### RECORDS SHOWN

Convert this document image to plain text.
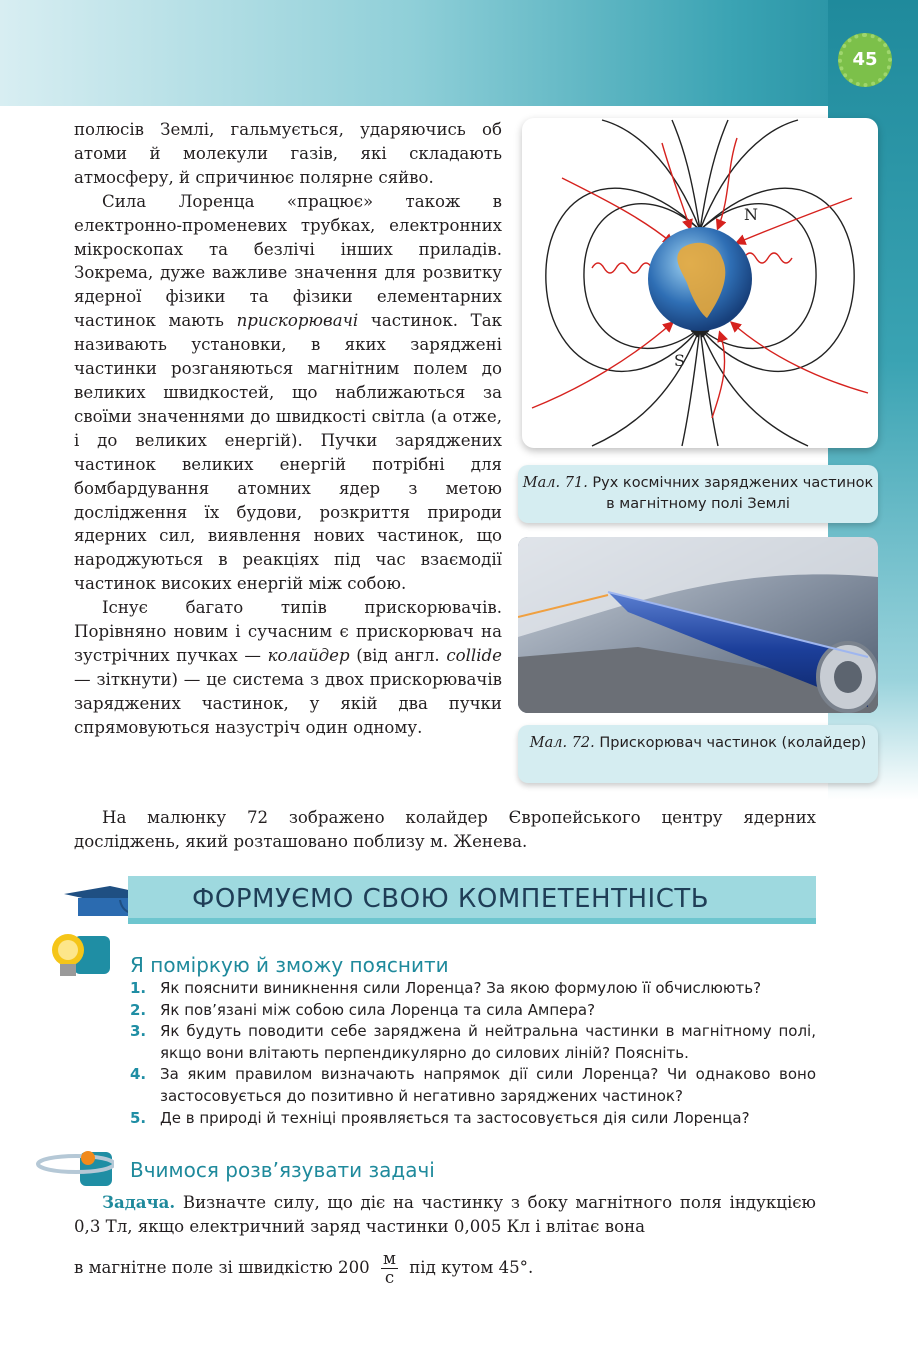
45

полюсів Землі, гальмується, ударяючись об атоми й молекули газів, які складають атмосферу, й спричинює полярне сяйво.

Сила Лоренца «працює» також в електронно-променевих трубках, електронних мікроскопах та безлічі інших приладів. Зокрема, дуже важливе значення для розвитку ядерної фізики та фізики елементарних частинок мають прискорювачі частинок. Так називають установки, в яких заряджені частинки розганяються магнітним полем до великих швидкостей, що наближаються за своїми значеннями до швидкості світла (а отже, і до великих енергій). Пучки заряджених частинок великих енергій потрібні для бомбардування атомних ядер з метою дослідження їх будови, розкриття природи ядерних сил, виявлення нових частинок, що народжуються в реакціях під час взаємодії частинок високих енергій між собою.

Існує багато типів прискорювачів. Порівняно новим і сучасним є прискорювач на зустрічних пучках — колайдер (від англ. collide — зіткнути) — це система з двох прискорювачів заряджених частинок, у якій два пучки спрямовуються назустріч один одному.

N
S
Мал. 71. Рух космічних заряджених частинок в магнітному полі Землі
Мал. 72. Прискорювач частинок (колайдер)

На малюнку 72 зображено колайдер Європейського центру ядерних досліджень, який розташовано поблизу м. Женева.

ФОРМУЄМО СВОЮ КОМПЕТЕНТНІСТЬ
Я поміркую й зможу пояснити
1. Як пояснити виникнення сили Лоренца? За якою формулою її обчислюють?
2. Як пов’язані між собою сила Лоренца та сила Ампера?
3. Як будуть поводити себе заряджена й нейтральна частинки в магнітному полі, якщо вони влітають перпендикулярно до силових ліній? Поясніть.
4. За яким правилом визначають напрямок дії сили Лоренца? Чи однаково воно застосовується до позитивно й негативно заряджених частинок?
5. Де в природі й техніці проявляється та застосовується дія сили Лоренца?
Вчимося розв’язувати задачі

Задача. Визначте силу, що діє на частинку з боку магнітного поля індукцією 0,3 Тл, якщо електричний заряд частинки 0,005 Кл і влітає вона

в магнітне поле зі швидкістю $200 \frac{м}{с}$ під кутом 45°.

### DIRECTION
All the records above need to be given again word for word. Skip the pictures.

### REPLY TO THE TASK
Convert this document image to plain text.
45

полюсів Землі, гальмується, ударяючись об атоми й молекули газів, які складають атмосферу, й спричинює полярне сяйво.

Сила Лоренца «працює» також в електронно-променевих трубках, електронних мікроскопах та безлічі інших приладів. Зокрема, дуже важливе значення для розвитку ядерної фізики та фізики елементарних частинок мають прискорювачі частинок. Так називають установки, в яких заряджені частинки розганяються магнітним полем до великих швидкостей, що наближаються за своїми значеннями до швидкості світла (а отже, і до великих енергій). Пучки заряджених частинок великих енергій потрібні для бомбардування атомних ядер з метою дослідження їх будови, розкриття природи ядерних сил, виявлення нових частинок, що народжуються в реакціях під час взаємодії частинок високих енергій між собою.

Існує багато типів прискорювачів. Порівняно новим і сучасним є прискорювач на зустрічних пучках — колайдер (від англ. collide — зіткнути) — це система з двох прискорювачів заряджених частинок, у якій два пучки спрямовуються назустріч один одному.

N
S
Мал. 71. Рух космічних заряджених частинок в магнітному полі Землі
Мал. 72. Прискорювач частинок (колайдер)

На малюнку 72 зображено колайдер Європейського центру ядерних досліджень, який розташовано поблизу м. Женева.

ФОРМУЄМО СВОЮ КОМПЕТЕНТНІСТЬ
Я поміркую й зможу пояснити
1. Як пояснити виникнення сили Лоренца? За якою формулою її обчислюють?
2. Як пов’язані між собою сила Лоренца та сила Ампера?
3. Як будуть поводити себе заряджена й нейтральна частинки в магнітному полі, якщо вони влітають перпендикулярно до силових ліній? Поясніть.
4. За яким правилом визначають напрямок дії сили Лоренца? Чи однаково воно застосовується до позитивно й негативно заряджених частинок?
5. Де в природі й техніці проявляється та застосовується дія сили Лоренца?
Вчимося розв’язувати задачі

Задача. Визначте силу, що діє на частинку з боку магнітного поля індукцією 0,3 Тл, якщо електричний заряд частинки 0,005 Кл і влітає вона

в магнітне поле зі швидкістю $200 \frac{м}{с}$ під кутом 45°.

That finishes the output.